(EXERCISE BRIEF) Read the records and write them out again exactly.

(DATASET ROWS)
## BEGIN
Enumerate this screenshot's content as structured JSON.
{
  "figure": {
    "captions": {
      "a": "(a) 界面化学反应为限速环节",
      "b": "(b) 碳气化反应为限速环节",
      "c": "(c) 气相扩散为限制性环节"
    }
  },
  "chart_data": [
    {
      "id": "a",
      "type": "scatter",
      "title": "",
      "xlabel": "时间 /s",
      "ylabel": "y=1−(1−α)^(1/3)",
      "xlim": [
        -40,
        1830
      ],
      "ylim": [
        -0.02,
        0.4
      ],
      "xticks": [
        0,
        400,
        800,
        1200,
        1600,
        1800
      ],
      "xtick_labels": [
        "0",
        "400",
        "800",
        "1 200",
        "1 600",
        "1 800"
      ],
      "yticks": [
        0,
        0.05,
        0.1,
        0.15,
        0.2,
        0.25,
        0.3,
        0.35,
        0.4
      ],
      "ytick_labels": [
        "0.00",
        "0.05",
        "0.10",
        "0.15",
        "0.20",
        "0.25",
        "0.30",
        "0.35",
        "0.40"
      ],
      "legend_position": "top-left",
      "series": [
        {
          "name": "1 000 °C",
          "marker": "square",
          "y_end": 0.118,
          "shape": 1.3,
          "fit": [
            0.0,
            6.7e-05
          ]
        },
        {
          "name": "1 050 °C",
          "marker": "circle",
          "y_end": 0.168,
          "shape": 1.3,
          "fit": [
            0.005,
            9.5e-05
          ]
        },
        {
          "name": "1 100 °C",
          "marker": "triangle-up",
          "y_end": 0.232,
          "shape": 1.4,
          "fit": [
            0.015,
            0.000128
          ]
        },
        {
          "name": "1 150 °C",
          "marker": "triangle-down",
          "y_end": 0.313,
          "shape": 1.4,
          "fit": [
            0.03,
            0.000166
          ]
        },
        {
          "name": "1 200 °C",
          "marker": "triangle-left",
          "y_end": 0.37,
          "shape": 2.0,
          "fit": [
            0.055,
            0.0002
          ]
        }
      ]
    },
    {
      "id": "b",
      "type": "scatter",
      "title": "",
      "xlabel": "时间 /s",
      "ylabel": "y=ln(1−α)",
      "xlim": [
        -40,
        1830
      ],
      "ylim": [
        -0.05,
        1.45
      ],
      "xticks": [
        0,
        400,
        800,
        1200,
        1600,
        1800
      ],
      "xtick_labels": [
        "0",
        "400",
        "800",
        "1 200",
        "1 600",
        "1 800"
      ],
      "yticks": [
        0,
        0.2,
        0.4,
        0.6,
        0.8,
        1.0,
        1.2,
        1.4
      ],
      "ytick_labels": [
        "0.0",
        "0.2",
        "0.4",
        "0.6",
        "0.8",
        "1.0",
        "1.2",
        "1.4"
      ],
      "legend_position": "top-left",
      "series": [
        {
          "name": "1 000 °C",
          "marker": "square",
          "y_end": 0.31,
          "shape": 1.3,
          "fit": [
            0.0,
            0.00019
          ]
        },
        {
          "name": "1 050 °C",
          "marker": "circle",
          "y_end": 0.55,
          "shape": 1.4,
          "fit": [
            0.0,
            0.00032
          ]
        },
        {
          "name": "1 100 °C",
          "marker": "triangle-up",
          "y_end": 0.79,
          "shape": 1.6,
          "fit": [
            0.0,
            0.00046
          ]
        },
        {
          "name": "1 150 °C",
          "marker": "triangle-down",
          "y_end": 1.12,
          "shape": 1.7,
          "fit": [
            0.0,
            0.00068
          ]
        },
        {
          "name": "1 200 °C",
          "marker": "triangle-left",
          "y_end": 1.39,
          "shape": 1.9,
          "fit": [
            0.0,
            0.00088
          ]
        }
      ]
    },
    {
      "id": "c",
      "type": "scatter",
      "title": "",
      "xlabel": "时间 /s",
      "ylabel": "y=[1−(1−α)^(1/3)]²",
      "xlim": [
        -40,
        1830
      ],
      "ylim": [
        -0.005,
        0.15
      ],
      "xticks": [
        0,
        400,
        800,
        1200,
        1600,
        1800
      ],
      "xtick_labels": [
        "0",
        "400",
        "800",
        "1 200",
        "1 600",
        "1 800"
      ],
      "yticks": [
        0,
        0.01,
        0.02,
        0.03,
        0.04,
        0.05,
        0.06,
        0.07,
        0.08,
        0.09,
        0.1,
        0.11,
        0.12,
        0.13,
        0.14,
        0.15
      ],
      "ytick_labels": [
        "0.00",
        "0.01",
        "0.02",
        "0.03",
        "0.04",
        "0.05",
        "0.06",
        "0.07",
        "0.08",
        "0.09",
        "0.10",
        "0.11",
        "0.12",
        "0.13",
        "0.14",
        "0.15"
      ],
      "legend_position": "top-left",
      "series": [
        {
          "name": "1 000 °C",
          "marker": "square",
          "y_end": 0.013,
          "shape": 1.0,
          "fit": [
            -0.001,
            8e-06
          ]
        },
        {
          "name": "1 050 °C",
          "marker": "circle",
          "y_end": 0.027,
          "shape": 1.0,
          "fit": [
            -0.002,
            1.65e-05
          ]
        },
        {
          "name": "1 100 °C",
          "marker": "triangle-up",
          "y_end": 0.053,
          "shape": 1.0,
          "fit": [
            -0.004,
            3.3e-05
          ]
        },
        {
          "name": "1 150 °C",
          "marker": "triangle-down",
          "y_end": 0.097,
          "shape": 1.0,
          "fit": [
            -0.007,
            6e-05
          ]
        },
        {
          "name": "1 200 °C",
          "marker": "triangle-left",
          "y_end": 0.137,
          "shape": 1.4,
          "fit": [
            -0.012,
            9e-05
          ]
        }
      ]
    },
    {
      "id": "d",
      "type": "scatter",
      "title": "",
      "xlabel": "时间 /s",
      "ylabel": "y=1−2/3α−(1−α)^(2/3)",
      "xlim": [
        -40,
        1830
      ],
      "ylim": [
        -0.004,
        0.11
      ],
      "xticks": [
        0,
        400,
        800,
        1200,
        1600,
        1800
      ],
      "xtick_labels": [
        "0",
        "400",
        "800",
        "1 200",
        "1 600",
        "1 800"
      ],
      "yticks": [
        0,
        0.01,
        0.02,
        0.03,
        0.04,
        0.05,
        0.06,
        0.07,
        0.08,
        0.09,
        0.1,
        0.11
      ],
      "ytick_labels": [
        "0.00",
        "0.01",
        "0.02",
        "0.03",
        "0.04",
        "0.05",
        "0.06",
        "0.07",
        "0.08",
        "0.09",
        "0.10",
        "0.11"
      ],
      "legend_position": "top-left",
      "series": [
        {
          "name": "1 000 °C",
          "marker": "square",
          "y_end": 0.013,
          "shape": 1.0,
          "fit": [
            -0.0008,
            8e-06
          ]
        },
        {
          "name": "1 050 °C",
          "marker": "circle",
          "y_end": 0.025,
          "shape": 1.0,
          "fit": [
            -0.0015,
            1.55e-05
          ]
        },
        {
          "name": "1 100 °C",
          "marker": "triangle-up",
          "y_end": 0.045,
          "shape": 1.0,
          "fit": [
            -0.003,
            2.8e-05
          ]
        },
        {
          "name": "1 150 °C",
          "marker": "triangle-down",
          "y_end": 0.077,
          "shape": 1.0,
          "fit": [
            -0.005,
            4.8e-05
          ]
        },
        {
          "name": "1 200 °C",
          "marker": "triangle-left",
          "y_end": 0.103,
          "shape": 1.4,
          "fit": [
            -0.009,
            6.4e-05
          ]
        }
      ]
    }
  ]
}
## END
(OUTPUT)
Enumerate this screenshot's content as structured JSON.
{
  "figure": {
    "captions": {
      "a": "(a) 界面化学反应为限速环节",
      "b": "(b) 碳气化反应为限速环节",
      "c": "(c) 气相扩散为限制性环节"
    }
  },
  "chart_data": [
    {
      "id": "a",
      "type": "scatter",
      "title": "",
      "xlabel": "时间 /s",
      "ylabel": "y=1−(1−α)^(1/3)",
      "xlim": [
        -40,
        1830
      ],
      "ylim": [
        -0.02,
        0.4
      ],
      "xticks": [
        0,
        400,
        800,
        1200,
        1600,
        1800
      ],
      "xtick_labels": [
        "0",
        "400",
        "800",
        "1 200",
        "1 600",
        "1 800"
      ],
      "yticks": [
        0,
        0.05,
        0.1,
        0.15,
        0.2,
        0.25,
        0.3,
        0.35,
        0.4
      ],
      "ytick_labels": [
        "0.00",
        "0.05",
        "0.10",
        "0.15",
        "0.20",
        "0.25",
        "0.30",
        "0.35",
        "0.40"
      ],
      "legend_position": "top-left",
      "series": [
        {
          "name": "1 000 °C",
          "marker": "square",
          "y_end": 0.118,
          "shape": 1.3,
          "fit": [
            0.0,
            6.7e-05
          ]
        },
        {
          "name": "1 050 °C",
          "marker": "circle",
          "y_end": 0.168,
          "shape": 1.3,
          "fit": [
            0.005,
            9.5e-05
          ]
        },
        {
          "name": "1 100 °C",
          "marker": "triangle-up",
          "y_end": 0.232,
          "shape": 1.4,
          "fit": [
            0.015,
            0.000128
          ]
        },
        {
          "name": "1 150 °C",
          "marker": "triangle-down",
          "y_end": 0.313,
          "shape": 1.4,
          "fit": [
            0.03,
            0.000166
          ]
        },
        {
          "name": "1 200 °C",
          "marker": "triangle-left",
          "y_end": 0.37,
          "shape": 2.0,
          "fit": [
            0.055,
            0.0002
          ]
        }
      ]
    },
    {
      "id": "b",
      "type": "scatter",
      "title": "",
      "xlabel": "时间 /s",
      "ylabel": "y=ln(1−α)",
      "xlim": [
        -40,
        1830
      ],
      "ylim": [
        -0.05,
        1.45
      ],
      "xticks": [
        0,
        400,
        800,
        1200,
        1600,
        1800
      ],
      "xtick_labels": [
        "0",
        "400",
        "800",
        "1 200",
        "1 600",
        "1 800"
      ],
      "yticks": [
        0,
        0.2,
        0.4,
        0.6,
        0.8,
        1.0,
        1.2,
        1.4
      ],
      "ytick_labels": [
        "0.0",
        "0.2",
        "0.4",
        "0.6",
        "0.8",
        "1.0",
        "1.2",
        "1.4"
      ],
      "legend_position": "top-left",
      "series": [
        {
          "name": "1 000 °C",
          "marker": "square",
          "y_end": 0.31,
          "shape": 1.3,
          "fit": [
            0.0,
            0.00019
          ]
        },
        {
          "name": "1 050 °C",
          "marker": "circle",
          "y_end": 0.55,
          "shape": 1.4,
          "fit": [
            0.0,
            0.00032
          ]
        },
        {
          "name": "1 100 °C",
          "marker": "triangle-up",
          "y_end": 0.79,
          "shape": 1.6,
          "fit": [
            0.0,
            0.00046
          ]
        },
        {
          "name": "1 150 °C",
          "marker": "triangle-down",
          "y_end": 1.12,
          "shape": 1.7,
          "fit": [
            0.0,
            0.00068
          ]
        },
        {
          "name": "1 200 °C",
          "marker": "triangle-left",
          "y_end": 1.39,
          "shape": 1.9,
          "fit": [
            0.0,
            0.00088
          ]
        }
      ]
    },
    {
      "id": "c",
      "type": "scatter",
      "title": "",
      "xlabel": "时间 /s",
      "ylabel": "y=[1−(1−α)^(1/3)]²",
      "xlim": [
        -40,
        1830
      ],
      "ylim": [
        -0.005,
        0.15
      ],
      "xticks": [
        0,
        400,
        800,
        1200,
        1600,
        1800
      ],
      "xtick_labels": [
        "0",
        "400",
        "800",
        "1 200",
        "1 600",
        "1 800"
      ],
      "yticks": [
        0,
        0.01,
        0.02,
        0.03,
        0.04,
        0.05,
        0.06,
        0.07,
        0.08,
        0.09,
        0.1,
        0.11,
        0.12,
        0.13,
        0.14,
        0.15
      ],
      "ytick_labels": [
        "0.00",
        "0.01",
        "0.02",
        "0.03",
        "0.04",
        "0.05",
        "0.06",
        "0.07",
        "0.08",
        "0.09",
        "0.10",
        "0.11",
        "0.12",
        "0.13",
        "0.14",
        "0.15"
      ],
      "legend_position": "top-left",
      "series": [
        {
          "name": "1 000 °C",
          "marker": "square",
          "y_end": 0.013,
          "shape": 1.0,
          "fit": [
            -0.001,
            8e-06
          ]
        },
        {
          "name": "1 050 °C",
          "marker": "circle",
          "y_end": 0.027,
          "shape": 1.0,
          "fit": [
            -0.002,
            1.65e-05
          ]
        },
        {
          "name": "1 100 °C",
          "marker": "triangle-up",
          "y_end": 0.053,
          "shape": 1.0,
          "fit": [
            -0.004,
            3.3e-05
          ]
        },
        {
          "name": "1 150 °C",
          "marker": "triangle-down",
          "y_end": 0.097,
          "shape": 1.0,
          "fit": [
            -0.007,
            6e-05
          ]
        },
        {
          "name": "1 200 °C",
          "marker": "triangle-left",
          "y_end": 0.137,
          "shape": 1.4,
          "fit": [
            -0.012,
            9e-05
          ]
        }
      ]
    },
    {
      "id": "d",
      "type": "scatter",
      "title": "",
      "xlabel": "时间 /s",
      "ylabel": "y=1−2/3α−(1−α)^(2/3)",
      "xlim": [
        -40,
        1830
      ],
      "ylim": [
        -0.004,
        0.11
      ],
      "xticks": [
        0,
        400,
        800,
        1200,
        1600,
        1800
      ],
      "xtick_labels": [
        "0",
        "400",
        "800",
        "1 200",
        "1 600",
        "1 800"
      ],
      "yticks": [
        0,
        0.01,
        0.02,
        0.03,
        0.04,
        0.05,
        0.06,
        0.07,
        0.08,
        0.09,
        0.1,
        0.11
      ],
      "ytick_labels": [
        "0.00",
        "0.01",
        "0.02",
        "0.03",
        "0.04",
        "0.05",
        "0.06",
        "0.07",
        "0.08",
        "0.09",
        "0.10",
        "0.11"
      ],
      "legend_position": "top-left",
      "series": [
        {
          "name": "1 000 °C",
          "marker": "square",
          "y_end": 0.013,
          "shape": 1.0,
          "fit": [
            -0.0008,
            8e-06
          ]
        },
        {
          "name": "1 050 °C",
          "marker": "circle",
          "y_end": 0.025,
          "shape": 1.0,
          "fit": [
            -0.0015,
            1.55e-05
          ]
        },
        {
          "name": "1 100 °C",
          "marker": "triangle-up",
          "y_end": 0.045,
          "shape": 1.0,
          "fit": [
            -0.003,
            2.8e-05
          ]
        },
        {
          "name": "1 150 °C",
          "marker": "triangle-down",
          "y_end": 0.077,
          "shape": 1.0,
          "fit": [
            -0.005,
            4.8e-05
          ]
        },
        {
          "name": "1 200 °C",
          "marker": "triangle-left",
          "y_end": 0.103,
          "shape": 1.4,
          "fit": [
            -0.009,
            6.4e-05
          ]
        }
      ]
    }
  ]
}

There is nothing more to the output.